**Text extract:**
How many times have you heard your flute students play sharp when the dynamic is forte and flat when the dynamic is piano? I’m pretty sure it is one of those examples where you would say, “If I had a nickel for every time I heard……., I’d be rich”. So how can you help your students learn to play in tune regardless of the dynamic marking? The answer lies in helping them understand how to change the direction of the air at the different dynamic levels, rather than rolling in and out, as is commonly taught in school music programs.
The first aspect you need to address with the students is developing a consistently fast air stream regardless of the quantity of air one is blowing. I explain it by saying that when we first start playing, air speed and quantity are like a married couple going hand in hand. Air speed and air quantity need to get a divorce, go their separate ways. The air speed (and the size of the aperture) is pretty consistent regardless of dynamic or register. What changes with different dynamics is the quantity of air and the direction of the air stream. How can you teach this kind of steadiness of the speed of the air stream? I like slow melodies (like the chorales so many bands use to warm up), Remington intervals and slow scale exercises. Pay particular attention to not just blowing on the notes but blowing between the notes.

**Direction 1:**
Which exercises does the flute intonation passage recommend for teaching a steady air speed?
**Direction 2:**
Continue the flute intonation passage from where it stops.
The records that follow are separate material and have no connection to the flute intonation passage.

**Information shown:**
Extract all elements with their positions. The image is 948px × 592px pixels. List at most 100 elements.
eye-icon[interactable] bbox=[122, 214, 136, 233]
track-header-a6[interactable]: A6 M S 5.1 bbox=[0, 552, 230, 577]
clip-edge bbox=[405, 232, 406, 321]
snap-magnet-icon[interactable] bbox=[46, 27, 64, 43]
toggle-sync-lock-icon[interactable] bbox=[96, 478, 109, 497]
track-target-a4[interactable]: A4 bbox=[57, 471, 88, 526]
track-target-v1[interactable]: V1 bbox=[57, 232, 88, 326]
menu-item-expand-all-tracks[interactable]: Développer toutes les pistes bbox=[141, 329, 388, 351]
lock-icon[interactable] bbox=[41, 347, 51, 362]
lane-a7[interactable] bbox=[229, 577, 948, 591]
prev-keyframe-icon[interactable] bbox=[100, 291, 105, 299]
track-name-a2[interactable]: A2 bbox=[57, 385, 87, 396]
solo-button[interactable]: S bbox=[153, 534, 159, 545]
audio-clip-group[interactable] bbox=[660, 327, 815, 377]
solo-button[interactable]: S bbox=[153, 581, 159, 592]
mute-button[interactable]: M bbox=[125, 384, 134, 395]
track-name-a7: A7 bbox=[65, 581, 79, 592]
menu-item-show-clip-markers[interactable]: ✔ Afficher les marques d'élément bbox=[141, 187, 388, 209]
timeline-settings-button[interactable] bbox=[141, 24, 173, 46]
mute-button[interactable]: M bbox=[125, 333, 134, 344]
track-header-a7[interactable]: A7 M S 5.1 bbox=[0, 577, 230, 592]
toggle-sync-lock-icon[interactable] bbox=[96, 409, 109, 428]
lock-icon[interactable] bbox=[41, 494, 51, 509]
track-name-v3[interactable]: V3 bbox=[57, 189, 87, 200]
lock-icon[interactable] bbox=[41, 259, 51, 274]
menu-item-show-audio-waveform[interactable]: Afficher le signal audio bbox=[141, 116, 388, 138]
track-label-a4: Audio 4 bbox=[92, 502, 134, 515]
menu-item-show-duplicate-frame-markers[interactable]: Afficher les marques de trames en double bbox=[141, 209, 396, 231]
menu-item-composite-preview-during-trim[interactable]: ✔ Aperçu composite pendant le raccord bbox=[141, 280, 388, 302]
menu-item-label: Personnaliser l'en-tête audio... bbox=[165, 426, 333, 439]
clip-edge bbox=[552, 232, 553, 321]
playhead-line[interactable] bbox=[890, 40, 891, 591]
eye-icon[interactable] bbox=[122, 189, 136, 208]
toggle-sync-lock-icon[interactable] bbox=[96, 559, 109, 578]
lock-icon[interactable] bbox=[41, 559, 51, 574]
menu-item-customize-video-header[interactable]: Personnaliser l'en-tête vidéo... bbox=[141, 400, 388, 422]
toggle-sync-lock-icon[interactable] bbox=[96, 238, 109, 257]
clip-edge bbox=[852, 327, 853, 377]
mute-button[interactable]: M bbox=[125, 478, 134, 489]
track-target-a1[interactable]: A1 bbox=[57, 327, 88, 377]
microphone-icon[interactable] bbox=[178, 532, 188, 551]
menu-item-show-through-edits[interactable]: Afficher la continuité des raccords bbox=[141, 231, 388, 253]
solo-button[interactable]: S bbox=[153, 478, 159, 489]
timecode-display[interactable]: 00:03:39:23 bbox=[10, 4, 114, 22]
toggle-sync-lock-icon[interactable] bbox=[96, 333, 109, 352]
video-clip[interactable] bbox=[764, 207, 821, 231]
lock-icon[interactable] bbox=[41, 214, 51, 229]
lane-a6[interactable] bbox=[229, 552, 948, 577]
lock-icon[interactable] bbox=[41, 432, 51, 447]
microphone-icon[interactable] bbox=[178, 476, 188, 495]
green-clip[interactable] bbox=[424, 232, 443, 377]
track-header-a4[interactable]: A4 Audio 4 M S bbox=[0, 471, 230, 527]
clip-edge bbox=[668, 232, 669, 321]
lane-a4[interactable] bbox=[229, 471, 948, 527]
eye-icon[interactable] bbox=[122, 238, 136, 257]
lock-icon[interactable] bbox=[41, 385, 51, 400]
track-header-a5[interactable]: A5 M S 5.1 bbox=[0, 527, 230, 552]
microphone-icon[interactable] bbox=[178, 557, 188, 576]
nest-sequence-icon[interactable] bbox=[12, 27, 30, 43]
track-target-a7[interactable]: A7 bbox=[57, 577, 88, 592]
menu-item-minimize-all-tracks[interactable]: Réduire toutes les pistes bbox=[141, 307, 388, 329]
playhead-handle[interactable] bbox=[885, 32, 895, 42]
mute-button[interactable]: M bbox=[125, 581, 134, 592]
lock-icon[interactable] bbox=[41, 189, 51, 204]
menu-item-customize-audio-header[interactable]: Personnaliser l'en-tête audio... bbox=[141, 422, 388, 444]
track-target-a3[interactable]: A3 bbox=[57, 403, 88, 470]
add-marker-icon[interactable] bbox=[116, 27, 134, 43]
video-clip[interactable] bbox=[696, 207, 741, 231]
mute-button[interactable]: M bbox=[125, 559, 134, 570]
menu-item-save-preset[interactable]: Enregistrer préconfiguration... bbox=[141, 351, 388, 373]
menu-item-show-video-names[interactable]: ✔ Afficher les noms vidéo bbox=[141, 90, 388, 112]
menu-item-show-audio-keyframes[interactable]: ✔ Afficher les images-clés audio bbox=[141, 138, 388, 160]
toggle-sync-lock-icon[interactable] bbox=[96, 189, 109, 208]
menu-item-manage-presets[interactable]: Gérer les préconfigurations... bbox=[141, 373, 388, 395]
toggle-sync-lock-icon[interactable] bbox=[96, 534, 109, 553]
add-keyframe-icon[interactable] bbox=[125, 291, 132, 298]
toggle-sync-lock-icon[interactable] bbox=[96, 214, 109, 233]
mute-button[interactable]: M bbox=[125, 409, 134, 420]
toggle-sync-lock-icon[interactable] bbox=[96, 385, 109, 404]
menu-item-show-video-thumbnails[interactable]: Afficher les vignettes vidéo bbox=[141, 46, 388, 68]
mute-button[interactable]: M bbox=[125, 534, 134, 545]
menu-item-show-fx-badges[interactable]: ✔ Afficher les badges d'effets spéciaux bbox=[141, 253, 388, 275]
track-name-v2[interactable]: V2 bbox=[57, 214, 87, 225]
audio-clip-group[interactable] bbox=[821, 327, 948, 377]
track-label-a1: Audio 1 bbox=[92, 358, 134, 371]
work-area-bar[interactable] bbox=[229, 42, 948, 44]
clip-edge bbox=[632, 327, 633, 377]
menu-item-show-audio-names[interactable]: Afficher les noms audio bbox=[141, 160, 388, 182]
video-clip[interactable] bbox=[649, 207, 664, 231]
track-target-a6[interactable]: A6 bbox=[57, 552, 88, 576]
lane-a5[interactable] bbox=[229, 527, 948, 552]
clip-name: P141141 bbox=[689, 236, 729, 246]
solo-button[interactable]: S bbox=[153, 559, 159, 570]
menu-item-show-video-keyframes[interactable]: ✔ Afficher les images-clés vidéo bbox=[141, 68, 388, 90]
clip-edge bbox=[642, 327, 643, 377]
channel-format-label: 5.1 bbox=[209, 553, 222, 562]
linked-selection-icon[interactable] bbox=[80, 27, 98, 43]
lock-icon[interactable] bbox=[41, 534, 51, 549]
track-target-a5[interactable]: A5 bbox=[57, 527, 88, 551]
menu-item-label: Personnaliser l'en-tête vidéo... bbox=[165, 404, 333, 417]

**Response 1:**
Slow melodies (like the chorales many bands use to warm up), Remington intervals, and slow scale exercises.

**Response 2:**
Here’s an example of a simple scale exercise you can use with all your winds. You can adapt it for keys your students know and/or use it for teaching unfamiliar keys (for flutes in band, that would be sharp keys). I believe the only way you can really learn to blow with steady air is to play slowly. Finger technique is a distraction to learning to blow steadily, so remove it and encourage your students to pay attention to how the air moves through the line and between the notes.
Secondly, the guidelines for staying in tune through all dynamics are for loud dynamics, blow down more by reaching forward with the top lip, and for soft dynamics raise the air stream by pushing the bottom lip out more. Remember Independence for Lips? Getting good control of the direction of the air takes attentiveness and practice. Here is an exercise I recommend doing with a tuner. First, have the student establish a good baseline pitch for the given note at mezzo forte. Then have them start the same note as softly as possible, with a light and fast air stream, gradually get louder and then diminuendo again while maintaining the pitch center. Do this exercise first with a tuner, but with more experience, try it by ear to further train your ear. Finally, have the student try diminuendos of different lengths, first longer duration and then gradually shorter note values.
Helping your students learn to play in tune at any dynamic level is about making sure they understand the necessary physical skills and helping them developing their ears.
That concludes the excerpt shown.